>>>

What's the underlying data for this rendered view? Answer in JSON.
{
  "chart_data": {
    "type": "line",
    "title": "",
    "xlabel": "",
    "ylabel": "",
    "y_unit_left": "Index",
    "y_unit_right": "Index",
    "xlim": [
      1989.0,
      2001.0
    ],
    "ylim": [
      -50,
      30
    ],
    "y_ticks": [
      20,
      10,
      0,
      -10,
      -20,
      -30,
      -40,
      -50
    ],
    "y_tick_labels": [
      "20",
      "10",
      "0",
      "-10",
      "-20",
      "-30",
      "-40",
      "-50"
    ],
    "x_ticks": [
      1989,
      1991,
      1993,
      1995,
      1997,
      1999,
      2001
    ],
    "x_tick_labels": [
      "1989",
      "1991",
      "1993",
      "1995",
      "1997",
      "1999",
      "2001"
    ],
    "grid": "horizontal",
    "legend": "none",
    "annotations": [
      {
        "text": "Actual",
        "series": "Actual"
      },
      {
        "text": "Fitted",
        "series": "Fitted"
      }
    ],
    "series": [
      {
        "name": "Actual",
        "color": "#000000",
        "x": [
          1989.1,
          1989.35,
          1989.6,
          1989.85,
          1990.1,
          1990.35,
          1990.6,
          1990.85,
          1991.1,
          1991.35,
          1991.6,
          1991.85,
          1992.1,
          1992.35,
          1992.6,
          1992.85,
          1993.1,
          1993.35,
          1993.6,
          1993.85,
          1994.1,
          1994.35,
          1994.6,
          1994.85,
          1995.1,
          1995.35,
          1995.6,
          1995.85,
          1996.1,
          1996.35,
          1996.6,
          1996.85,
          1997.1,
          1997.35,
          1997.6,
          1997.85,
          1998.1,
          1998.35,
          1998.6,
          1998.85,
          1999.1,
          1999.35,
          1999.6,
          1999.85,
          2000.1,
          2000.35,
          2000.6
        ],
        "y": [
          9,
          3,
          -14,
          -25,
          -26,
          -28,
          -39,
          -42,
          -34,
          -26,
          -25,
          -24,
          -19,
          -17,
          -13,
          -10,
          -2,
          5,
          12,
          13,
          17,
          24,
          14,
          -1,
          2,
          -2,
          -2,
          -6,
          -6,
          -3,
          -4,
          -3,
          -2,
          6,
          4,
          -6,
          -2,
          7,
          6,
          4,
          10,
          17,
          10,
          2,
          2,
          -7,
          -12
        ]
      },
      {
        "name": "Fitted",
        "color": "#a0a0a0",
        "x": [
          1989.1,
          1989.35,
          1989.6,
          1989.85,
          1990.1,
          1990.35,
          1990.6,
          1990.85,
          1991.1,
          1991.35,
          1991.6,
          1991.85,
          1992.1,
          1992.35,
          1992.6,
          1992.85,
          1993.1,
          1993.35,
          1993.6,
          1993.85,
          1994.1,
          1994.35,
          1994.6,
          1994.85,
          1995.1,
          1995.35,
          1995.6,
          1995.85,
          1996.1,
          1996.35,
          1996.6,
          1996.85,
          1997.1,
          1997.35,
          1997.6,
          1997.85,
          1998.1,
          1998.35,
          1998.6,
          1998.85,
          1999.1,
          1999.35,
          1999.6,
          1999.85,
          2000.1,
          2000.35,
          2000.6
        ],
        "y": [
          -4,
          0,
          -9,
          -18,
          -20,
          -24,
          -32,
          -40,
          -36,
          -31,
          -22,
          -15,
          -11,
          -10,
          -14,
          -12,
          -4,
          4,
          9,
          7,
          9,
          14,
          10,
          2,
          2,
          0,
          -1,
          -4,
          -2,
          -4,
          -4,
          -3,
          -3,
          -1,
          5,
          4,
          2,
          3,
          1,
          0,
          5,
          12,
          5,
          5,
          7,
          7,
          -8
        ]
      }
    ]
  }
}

<<<

STATED PROBLEM » Give the listing above again, word for word.

ANSWER TO THE EXERCISE »
What's the underlying data for this rendered view? Answer in JSON.
{
  "chart_data": {
    "type": "line",
    "title": "",
    "xlabel": "",
    "ylabel": "",
    "y_unit_left": "Index",
    "y_unit_right": "Index",
    "xlim": [
      1989.0,
      2001.0
    ],
    "ylim": [
      -50,
      30
    ],
    "y_ticks": [
      20,
      10,
      0,
      -10,
      -20,
      -30,
      -40,
      -50
    ],
    "y_tick_labels": [
      "20",
      "10",
      "0",
      "-10",
      "-20",
      "-30",
      "-40",
      "-50"
    ],
    "x_ticks": [
      1989,
      1991,
      1993,
      1995,
      1997,
      1999,
      2001
    ],
    "x_tick_labels": [
      "1989",
      "1991",
      "1993",
      "1995",
      "1997",
      "1999",
      "2001"
    ],
    "grid": "horizontal",
    "legend": "none",
    "annotations": [
      {
        "text": "Actual",
        "series": "Actual"
      },
      {
        "text": "Fitted",
        "series": "Fitted"
      }
    ],
    "series": [
      {
        "name": "Actual",
        "color": "#000000",
        "x": [
          1989.1,
          1989.35,
          1989.6,
          1989.85,
          1990.1,
          1990.35,
          1990.6,
          1990.85,
          1991.1,
          1991.35,
          1991.6,
          1991.85,
          1992.1,
          1992.35,
          1992.6,
          1992.85,
          1993.1,
          1993.35,
          1993.6,
          1993.85,
          1994.1,
          1994.35,
          1994.6,
          1994.85,
          1995.1,
          1995.35,
          1995.6,
          1995.85,
          1996.1,
          1996.35,
          1996.6,
          1996.85,
          1997.1,
          1997.35,
          1997.6,
          1997.85,
          1998.1,
          1998.35,
          1998.6,
          1998.85,
          1999.1,
          1999.35,
          1999.6,
          1999.85,
          2000.1,
          2000.35,
          2000.6
        ],
        "y": [
          9,
          3,
          -14,
          -25,
          -26,
          -28,
          -39,
          -42,
          -34,
          -26,
          -25,
          -24,
          -19,
          -17,
          -13,
          -10,
          -2,
          5,
          12,
          13,
          17,
          24,
          14,
          -1,
          2,
          -2,
          -2,
          -6,
          -6,
          -3,
          -4,
          -3,
          -2,
          6,
          4,
          -6,
          -2,
          7,
          6,
          4,
          10,
          17,
          10,
          2,
          2,
          -7,
          -12
        ]
      },
      {
        "name": "Fitted",
        "color": "#a0a0a0",
        "x": [
          1989.1,
          1989.35,
          1989.6,
          1989.85,
          1990.1,
          1990.35,
          1990.6,
          1990.85,
          1991.1,
          1991.35,
          1991.6,
          1991.85,
          1992.1,
          1992.35,
          1992.6,
          1992.85,
          1993.1,
          1993.35,
          1993.6,
          1993.85,
          1994.1,
          1994.35,
          1994.6,
          1994.85,
          1995.1,
          1995.35,
          1995.6,
          1995.85,
          1996.1,
          1996.35,
          1996.6,
          1996.85,
          1997.1,
          1997.35,
          1997.6,
          1997.85,
          1998.1,
          1998.35,
          1998.6,
          1998.85,
          1999.1,
          1999.35,
          1999.6,
          1999.85,
          2000.1,
          2000.35,
          2000.6
        ],
        "y": [
          -4,
          0,
          -9,
          -18,
          -20,
          -24,
          -32,
          -40,
          -36,
          -31,
          -22,
          -15,
          -11,
          -10,
          -14,
          -12,
          -4,
          4,
          9,
          7,
          9,
          14,
          10,
          2,
          2,
          0,
          -1,
          -4,
          -2,
          -4,
          -4,
          -3,
          -3,
          -1,
          5,
          4,
          2,
          3,
          1,
          0,
          5,
          12,
          5,
          5,
          7,
          7,
          -8
        ]
      }
    ]
  }
}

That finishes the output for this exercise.